# AIM
Write out every line of the material as it stands, apart from the pictures.

※ ※ ※

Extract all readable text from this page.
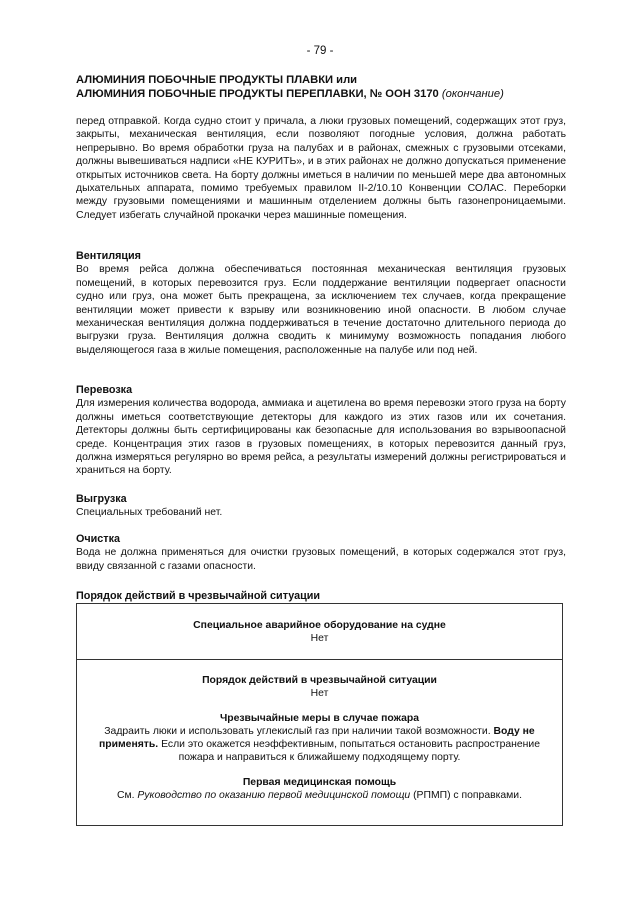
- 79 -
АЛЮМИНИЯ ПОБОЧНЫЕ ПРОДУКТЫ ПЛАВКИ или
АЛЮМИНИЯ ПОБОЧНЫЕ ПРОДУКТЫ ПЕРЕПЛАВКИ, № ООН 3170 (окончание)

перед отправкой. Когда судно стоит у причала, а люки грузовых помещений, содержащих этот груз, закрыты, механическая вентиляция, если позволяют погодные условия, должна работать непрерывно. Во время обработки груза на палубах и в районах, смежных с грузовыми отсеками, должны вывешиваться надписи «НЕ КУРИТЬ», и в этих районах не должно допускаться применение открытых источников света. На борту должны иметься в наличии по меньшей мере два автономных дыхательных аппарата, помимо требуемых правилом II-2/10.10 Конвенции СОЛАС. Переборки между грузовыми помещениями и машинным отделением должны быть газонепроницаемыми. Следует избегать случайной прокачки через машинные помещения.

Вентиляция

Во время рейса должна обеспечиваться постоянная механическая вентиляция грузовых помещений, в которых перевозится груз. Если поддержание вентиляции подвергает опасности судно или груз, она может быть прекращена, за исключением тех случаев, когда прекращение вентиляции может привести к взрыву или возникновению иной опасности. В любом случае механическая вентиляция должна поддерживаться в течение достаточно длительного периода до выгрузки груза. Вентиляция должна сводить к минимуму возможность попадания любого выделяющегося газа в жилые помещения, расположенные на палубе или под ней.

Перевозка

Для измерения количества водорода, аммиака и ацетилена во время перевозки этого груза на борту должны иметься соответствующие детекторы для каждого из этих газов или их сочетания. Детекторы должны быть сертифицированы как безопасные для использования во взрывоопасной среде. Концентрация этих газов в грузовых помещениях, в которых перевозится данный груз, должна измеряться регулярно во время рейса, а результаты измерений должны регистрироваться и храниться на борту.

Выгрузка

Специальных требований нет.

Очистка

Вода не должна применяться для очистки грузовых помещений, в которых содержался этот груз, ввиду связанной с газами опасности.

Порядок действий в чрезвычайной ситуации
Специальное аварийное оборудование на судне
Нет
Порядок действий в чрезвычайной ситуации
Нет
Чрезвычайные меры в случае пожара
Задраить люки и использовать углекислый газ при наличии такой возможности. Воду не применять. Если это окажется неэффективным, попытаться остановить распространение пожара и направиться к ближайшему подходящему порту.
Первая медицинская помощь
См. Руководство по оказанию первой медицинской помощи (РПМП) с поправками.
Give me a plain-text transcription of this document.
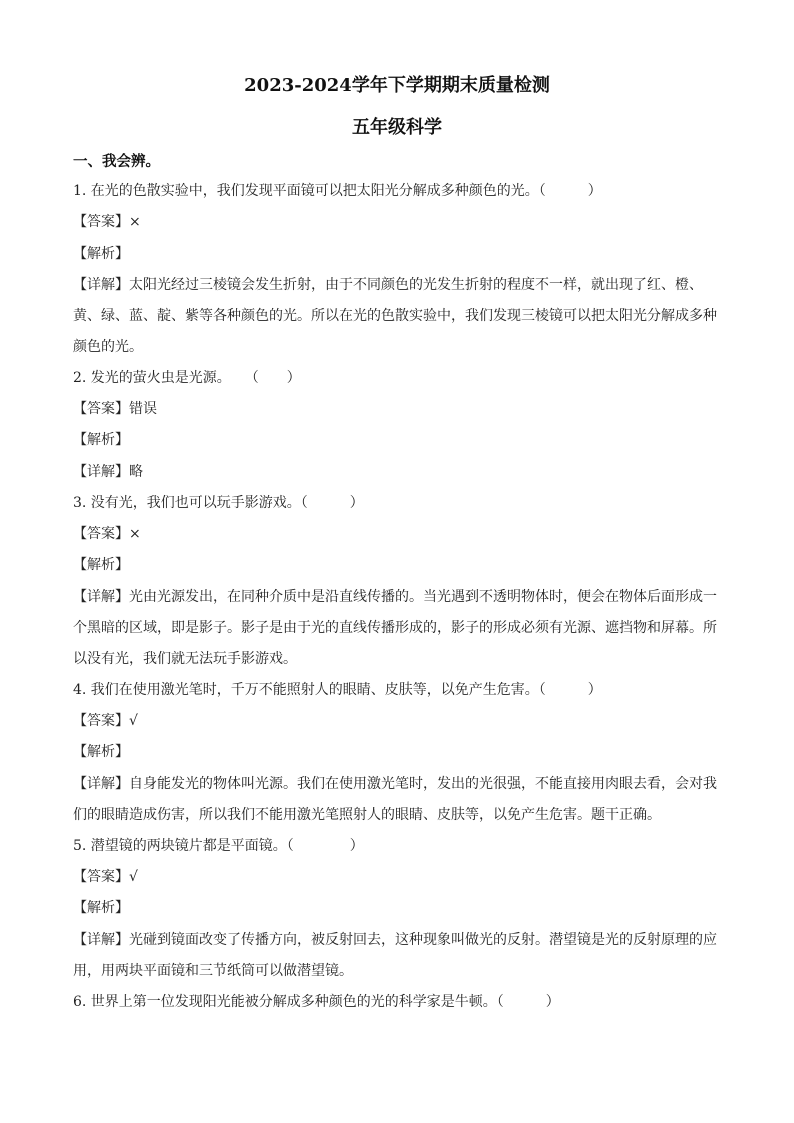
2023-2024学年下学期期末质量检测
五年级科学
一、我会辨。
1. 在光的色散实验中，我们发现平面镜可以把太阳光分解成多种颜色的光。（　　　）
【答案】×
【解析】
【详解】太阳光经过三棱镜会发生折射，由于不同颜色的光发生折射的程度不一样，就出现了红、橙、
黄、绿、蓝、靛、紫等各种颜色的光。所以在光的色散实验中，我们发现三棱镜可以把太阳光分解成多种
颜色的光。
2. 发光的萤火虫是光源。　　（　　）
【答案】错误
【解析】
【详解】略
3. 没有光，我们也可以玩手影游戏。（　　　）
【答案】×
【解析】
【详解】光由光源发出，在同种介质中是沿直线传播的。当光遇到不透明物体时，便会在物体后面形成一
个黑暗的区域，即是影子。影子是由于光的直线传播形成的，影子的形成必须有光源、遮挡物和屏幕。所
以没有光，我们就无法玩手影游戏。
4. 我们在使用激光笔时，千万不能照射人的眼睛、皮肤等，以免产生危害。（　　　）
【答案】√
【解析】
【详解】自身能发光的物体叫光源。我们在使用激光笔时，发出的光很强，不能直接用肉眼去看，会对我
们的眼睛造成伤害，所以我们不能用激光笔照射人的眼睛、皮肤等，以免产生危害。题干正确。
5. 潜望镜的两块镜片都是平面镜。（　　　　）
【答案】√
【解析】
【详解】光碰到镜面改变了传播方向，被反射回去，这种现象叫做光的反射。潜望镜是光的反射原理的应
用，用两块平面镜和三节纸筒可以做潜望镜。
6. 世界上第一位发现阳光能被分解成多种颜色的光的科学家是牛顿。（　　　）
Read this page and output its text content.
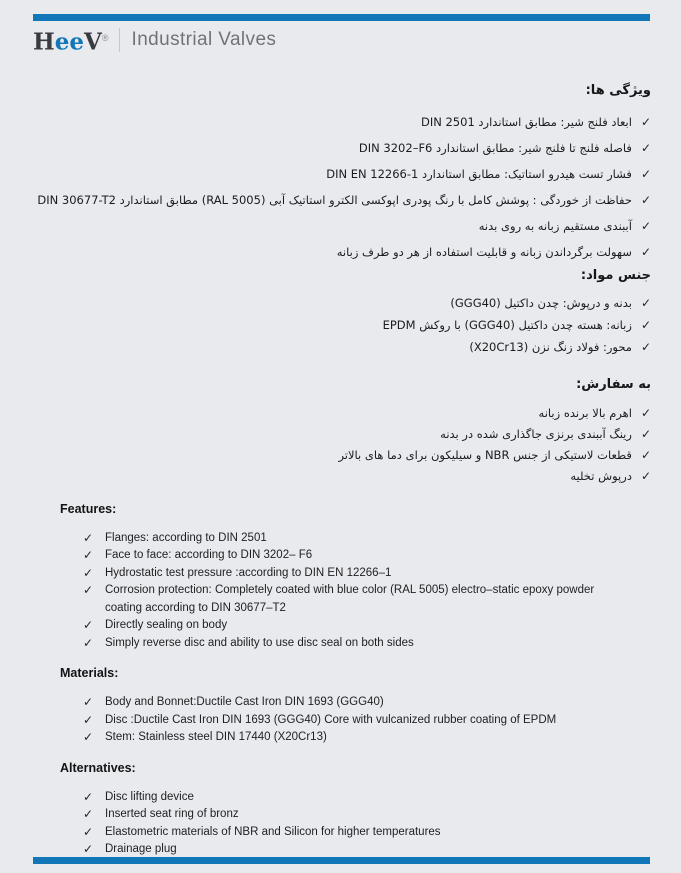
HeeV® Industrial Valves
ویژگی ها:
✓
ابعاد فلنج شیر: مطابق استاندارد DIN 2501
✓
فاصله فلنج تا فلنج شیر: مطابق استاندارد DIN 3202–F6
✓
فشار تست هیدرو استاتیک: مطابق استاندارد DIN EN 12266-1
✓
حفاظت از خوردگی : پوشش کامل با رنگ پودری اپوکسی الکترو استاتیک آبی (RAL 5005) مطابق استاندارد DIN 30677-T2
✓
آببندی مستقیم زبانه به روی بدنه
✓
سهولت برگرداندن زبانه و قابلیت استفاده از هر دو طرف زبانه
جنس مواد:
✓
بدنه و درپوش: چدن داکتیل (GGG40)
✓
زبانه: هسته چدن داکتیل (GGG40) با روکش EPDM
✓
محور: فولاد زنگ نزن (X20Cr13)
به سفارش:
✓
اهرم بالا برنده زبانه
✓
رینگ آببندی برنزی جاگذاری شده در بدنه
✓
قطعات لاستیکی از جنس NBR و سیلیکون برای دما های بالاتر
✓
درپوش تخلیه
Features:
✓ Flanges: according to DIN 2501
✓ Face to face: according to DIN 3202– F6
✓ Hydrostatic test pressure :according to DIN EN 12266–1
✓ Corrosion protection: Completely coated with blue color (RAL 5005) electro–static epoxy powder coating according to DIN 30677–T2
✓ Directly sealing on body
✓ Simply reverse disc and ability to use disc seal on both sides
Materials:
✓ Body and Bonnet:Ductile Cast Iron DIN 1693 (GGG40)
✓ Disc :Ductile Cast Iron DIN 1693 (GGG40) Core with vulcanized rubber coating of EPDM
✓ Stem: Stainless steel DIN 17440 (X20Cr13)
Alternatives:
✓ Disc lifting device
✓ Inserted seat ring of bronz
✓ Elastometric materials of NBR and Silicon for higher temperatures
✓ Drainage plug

※ ※ ※

# REPLY TO THE TASK
Extract all readable text from this page.
- 79 -
АЛЮМИНИЯ ПОБОЧНЫЕ ПРОДУКТЫ ПЛАВКИ или
АЛЮМИНИЯ ПОБОЧНЫЕ ПРОДУКТЫ ПЕРЕПЛАВКИ, № ООН 3170 (окончание)

перед отправкой. Когда судно стоит у причала, а люки грузовых помещений, содержащих этот груз, закрыты, механическая вентиляция, если позволяют погодные условия, должна работать непрерывно. Во время обработки груза на палубах и в районах, смежных с грузовыми отсеками, должны вывешиваться надписи «НЕ КУРИТЬ», и в этих районах не должно допускаться применение открытых источников света. На борту должны иметься в наличии по меньшей мере два автономных дыхательных аппарата, помимо требуемых правилом II-2/10.10 Конвенции СОЛАС. Переборки между грузовыми помещениями и машинным отделением должны быть газонепроницаемыми. Следует избегать случайной прокачки через машинные помещения.

Вентиляция

Во время рейса должна обеспечиваться постоянная механическая вентиляция грузовых помещений, в которых перевозится груз. Если поддержание вентиляции подвергает опасности судно или груз, она может быть прекращена, за исключением тех случаев, когда прекращение вентиляции может привести к взрыву или возникновению иной опасности. В любом случае механическая вентиляция должна поддерживаться в течение достаточно длительного периода до выгрузки груза. Вентиляция должна сводить к минимуму возможность попадания любого выделяющегося газа в жилые помещения, расположенные на палубе или под ней.

Перевозка

Для измерения количества водорода, аммиака и ацетилена во время перевозки этого груза на борту должны иметься соответствующие детекторы для каждого из этих газов или их сочетания. Детекторы должны быть сертифицированы как безопасные для использования во взрывоопасной среде. Концентрация этих газов в грузовых помещениях, в которых перевозится данный груз, должна измеряться регулярно во время рейса, а результаты измерений должны регистрироваться и храниться на борту.

Выгрузка

Специальных требований нет.

Очистка

Вода не должна применяться для очистки грузовых помещений, в которых содержался этот груз, ввиду связанной с газами опасности.

Порядок действий в чрезвычайной ситуации
Специальное аварийное оборудование на судне
Нет
Порядок действий в чрезвычайной ситуации
Нет
Чрезвычайные меры в случае пожара
Задраить люки и использовать углекислый газ при наличии такой возможности. Воду не применять. Если это окажется неэффективным, попытаться остановить распространение пожара и направиться к ближайшему подходящему порту.
Первая медицинская помощь
См. Руководство по оказанию первой медицинской помощи (РПМП) с поправками.
Give me a plain-text transcription of this document.
2023-2024学年下学期期末质量检测
五年级科学
一、我会辨。
1. 在光的色散实验中，我们发现平面镜可以把太阳光分解成多种颜色的光。（　　　）
【答案】×
【解析】
【详解】太阳光经过三棱镜会发生折射，由于不同颜色的光发生折射的程度不一样，就出现了红、橙、
黄、绿、蓝、靛、紫等各种颜色的光。所以在光的色散实验中，我们发现三棱镜可以把太阳光分解成多种
颜色的光。
2. 发光的萤火虫是光源。　　（　　）
【答案】错误
【解析】
【详解】略
3. 没有光，我们也可以玩手影游戏。（　　　）
【答案】×
【解析】
【详解】光由光源发出，在同种介质中是沿直线传播的。当光遇到不透明物体时，便会在物体后面形成一
个黑暗的区域，即是影子。影子是由于光的直线传播形成的，影子的形成必须有光源、遮挡物和屏幕。所
以没有光，我们就无法玩手影游戏。
4. 我们在使用激光笔时，千万不能照射人的眼睛、皮肤等，以免产生危害。（　　　）
【答案】√
【解析】
【详解】自身能发光的物体叫光源。我们在使用激光笔时，发出的光很强，不能直接用肉眼去看，会对我
们的眼睛造成伤害，所以我们不能用激光笔照射人的眼睛、皮肤等，以免产生危害。题干正确。
5. 潜望镜的两块镜片都是平面镜。（　　　　）
【答案】√
【解析】
【详解】光碰到镜面改变了传播方向，被反射回去，这种现象叫做光的反射。潜望镜是光的反射原理的应
用，用两块平面镜和三节纸筒可以做潜望镜。
6. 世界上第一位发现阳光能被分解成多种颜色的光的科学家是牛顿。（　　　）
Read this page and output its text content.
HeeV® Industrial Valves
ویژگی ها:
✓
ابعاد فلنج شیر: مطابق استاندارد DIN 2501
✓
فاصله فلنج تا فلنج شیر: مطابق استاندارد DIN 3202–F6
✓
فشار تست هیدرو استاتیک: مطابق استاندارد DIN EN 12266-1
✓
حفاظت از خوردگی : پوشش کامل با رنگ پودری اپوکسی الکترو استاتیک آبی (RAL 5005) مطابق استاندارد DIN 30677-T2
✓
آببندی مستقیم زبانه به روی بدنه
✓
سهولت برگرداندن زبانه و قابلیت استفاده از هر دو طرف زبانه
جنس مواد:
✓
بدنه و درپوش: چدن داکتیل (GGG40)
✓
زبانه: هسته چدن داکتیل (GGG40) با روکش EPDM
✓
محور: فولاد زنگ نزن (X20Cr13)
به سفارش:
✓
اهرم بالا برنده زبانه
✓
رینگ آببندی برنزی جاگذاری شده در بدنه
✓
قطعات لاستیکی از جنس NBR و سیلیکون برای دما های بالاتر
✓
درپوش تخلیه
Features:
✓ Flanges: according to DIN 2501
✓ Face to face: according to DIN 3202– F6
✓ Hydrostatic test pressure :according to DIN EN 12266–1
✓ Corrosion protection: Completely coated with blue color (RAL 5005) electro–static epoxy powder coating according to DIN 30677–T2
✓ Directly sealing on body
✓ Simply reverse disc and ability to use disc seal on both sides
Materials:
✓ Body and Bonnet:Ductile Cast Iron DIN 1693 (GGG40)
✓ Disc :Ductile Cast Iron DIN 1693 (GGG40) Core with vulcanized rubber coating of EPDM
✓ Stem: Stainless steel DIN 17440 (X20Cr13)
Alternatives:
✓ Disc lifting device
✓ Inserted seat ring of bronz
✓ Elastometric materials of NBR and Silicon for higher temperatures
✓ Drainage plug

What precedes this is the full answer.